▶ **Your task**:
Which lines below hold the word "both"? Copy all of them.

▶ **The input**:
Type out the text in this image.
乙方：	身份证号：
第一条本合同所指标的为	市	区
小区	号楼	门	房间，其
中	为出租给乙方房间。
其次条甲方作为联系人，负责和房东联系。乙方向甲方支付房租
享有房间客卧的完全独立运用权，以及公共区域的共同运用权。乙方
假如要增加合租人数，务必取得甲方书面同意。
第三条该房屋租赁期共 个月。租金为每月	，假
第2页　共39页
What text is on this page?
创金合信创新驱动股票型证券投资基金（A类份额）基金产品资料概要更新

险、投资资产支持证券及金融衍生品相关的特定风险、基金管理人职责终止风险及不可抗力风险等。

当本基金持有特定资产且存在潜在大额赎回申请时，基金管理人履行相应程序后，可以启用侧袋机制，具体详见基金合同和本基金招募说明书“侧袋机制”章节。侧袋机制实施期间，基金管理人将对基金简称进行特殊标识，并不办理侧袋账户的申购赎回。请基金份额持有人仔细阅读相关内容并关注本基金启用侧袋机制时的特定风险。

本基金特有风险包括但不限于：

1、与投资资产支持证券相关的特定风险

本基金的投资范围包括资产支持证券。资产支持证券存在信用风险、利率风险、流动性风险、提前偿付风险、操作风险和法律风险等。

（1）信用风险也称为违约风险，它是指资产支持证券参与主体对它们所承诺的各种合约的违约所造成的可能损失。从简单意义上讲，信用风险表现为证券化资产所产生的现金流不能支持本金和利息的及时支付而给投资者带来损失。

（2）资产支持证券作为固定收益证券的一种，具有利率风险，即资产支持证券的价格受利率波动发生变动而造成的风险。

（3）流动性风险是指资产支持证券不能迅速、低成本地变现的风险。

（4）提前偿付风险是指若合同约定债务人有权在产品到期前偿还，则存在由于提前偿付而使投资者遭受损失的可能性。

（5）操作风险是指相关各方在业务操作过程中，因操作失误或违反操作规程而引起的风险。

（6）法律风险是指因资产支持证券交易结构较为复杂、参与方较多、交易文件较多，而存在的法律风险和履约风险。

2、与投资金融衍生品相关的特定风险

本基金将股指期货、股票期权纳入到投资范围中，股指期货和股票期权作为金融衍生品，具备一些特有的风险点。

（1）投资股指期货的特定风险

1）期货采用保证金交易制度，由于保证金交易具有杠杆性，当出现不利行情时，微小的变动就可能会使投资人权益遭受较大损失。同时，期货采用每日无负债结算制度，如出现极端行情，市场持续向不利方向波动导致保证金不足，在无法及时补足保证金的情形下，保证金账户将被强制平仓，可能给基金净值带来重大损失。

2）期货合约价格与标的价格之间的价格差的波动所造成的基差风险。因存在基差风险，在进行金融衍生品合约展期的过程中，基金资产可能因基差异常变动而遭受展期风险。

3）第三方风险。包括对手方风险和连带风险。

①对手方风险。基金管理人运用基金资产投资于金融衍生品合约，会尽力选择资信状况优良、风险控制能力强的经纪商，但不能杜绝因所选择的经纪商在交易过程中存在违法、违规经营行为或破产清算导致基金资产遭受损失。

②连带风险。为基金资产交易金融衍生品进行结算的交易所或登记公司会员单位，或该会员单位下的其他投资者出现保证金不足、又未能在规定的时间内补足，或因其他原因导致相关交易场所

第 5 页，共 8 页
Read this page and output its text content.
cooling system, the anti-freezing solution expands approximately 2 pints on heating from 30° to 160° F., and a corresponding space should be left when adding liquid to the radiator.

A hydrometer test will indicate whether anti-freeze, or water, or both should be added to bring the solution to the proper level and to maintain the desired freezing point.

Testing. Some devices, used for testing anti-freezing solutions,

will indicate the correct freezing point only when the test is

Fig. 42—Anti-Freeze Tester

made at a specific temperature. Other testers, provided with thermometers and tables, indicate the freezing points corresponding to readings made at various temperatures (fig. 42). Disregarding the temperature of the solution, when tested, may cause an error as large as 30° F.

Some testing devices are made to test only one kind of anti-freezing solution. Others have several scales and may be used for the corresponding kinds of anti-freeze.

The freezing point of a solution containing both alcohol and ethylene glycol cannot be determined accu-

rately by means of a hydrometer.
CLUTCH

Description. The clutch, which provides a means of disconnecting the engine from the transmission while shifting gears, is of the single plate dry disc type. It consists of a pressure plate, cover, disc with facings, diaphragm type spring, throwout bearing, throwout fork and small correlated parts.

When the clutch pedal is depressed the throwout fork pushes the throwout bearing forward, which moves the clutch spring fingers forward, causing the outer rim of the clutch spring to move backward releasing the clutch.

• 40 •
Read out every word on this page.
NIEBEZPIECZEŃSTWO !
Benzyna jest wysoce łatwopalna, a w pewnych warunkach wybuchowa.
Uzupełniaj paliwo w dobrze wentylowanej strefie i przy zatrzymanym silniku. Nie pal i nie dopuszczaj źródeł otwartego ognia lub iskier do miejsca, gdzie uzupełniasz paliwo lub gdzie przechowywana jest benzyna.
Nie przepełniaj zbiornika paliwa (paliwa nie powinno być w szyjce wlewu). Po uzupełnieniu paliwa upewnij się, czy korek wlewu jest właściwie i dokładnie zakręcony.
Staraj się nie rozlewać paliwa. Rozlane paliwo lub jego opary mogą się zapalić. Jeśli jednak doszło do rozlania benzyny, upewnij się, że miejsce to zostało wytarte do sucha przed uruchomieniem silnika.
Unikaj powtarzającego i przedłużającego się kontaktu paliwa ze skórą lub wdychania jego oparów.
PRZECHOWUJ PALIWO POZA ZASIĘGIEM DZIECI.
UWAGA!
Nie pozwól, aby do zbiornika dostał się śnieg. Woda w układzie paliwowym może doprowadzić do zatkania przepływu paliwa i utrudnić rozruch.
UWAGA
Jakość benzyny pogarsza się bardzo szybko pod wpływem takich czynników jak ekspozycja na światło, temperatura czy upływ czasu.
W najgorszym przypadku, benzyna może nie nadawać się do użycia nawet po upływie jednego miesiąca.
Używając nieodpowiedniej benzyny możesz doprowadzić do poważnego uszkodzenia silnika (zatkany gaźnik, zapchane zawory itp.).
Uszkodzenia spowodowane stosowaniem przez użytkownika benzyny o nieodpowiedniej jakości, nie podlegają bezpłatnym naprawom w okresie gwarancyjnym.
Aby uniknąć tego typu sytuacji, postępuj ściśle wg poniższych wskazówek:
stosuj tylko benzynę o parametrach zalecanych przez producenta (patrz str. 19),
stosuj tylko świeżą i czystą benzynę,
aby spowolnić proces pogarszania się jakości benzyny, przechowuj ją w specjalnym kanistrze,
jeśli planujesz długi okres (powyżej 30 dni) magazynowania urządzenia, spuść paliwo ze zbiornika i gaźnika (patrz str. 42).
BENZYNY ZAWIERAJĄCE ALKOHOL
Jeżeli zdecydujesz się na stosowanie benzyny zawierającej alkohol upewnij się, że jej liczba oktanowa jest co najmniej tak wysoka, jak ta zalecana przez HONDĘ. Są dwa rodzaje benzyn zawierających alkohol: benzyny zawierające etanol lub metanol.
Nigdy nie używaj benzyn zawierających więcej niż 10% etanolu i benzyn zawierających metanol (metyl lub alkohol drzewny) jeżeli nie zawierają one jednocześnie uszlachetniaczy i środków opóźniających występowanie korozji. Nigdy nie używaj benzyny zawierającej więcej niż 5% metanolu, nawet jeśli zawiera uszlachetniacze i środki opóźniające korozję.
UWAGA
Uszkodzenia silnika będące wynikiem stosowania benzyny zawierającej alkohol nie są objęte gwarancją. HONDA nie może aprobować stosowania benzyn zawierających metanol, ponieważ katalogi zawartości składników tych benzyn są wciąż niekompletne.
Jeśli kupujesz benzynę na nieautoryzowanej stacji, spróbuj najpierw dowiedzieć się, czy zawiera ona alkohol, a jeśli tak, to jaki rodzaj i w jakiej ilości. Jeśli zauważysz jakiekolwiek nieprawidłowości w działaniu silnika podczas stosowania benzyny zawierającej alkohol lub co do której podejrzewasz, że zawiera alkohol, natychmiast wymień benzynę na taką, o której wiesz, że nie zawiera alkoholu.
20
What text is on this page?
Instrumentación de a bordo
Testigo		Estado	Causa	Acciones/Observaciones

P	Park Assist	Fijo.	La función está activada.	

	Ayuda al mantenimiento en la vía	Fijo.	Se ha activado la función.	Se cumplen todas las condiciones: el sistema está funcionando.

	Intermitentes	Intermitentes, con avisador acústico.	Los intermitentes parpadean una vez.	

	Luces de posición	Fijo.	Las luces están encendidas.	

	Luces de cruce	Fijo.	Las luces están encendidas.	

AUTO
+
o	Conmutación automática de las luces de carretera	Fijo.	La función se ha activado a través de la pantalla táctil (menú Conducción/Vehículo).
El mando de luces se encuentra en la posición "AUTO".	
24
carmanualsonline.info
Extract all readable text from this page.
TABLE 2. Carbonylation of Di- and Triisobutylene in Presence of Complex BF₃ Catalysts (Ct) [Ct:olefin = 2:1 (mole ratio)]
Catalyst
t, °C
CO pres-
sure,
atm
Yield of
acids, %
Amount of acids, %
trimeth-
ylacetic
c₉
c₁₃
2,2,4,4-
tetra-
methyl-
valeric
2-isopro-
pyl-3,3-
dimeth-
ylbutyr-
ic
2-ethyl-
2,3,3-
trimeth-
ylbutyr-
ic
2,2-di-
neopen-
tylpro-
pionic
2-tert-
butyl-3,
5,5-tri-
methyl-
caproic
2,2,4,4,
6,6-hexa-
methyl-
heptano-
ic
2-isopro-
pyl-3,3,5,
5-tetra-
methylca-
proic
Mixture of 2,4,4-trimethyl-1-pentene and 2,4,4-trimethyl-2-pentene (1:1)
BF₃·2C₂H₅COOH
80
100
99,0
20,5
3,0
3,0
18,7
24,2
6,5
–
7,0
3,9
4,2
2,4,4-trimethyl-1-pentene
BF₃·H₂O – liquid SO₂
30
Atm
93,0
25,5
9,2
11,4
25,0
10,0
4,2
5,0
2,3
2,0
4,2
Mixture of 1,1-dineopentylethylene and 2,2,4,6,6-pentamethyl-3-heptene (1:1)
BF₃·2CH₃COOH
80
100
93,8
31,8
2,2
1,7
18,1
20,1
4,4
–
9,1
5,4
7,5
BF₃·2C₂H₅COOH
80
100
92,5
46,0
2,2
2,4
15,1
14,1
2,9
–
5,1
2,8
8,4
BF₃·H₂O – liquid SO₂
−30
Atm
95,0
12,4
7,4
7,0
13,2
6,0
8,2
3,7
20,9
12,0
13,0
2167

▶ **The result**:
A hydrometer test will indicate whether anti-freeze, or water, or both should be added to bring the solution to the proper level and to maintain the desired freezing point.
The freezing point of a solution containing both alcohol and ethylene glycol cannot be determined accu-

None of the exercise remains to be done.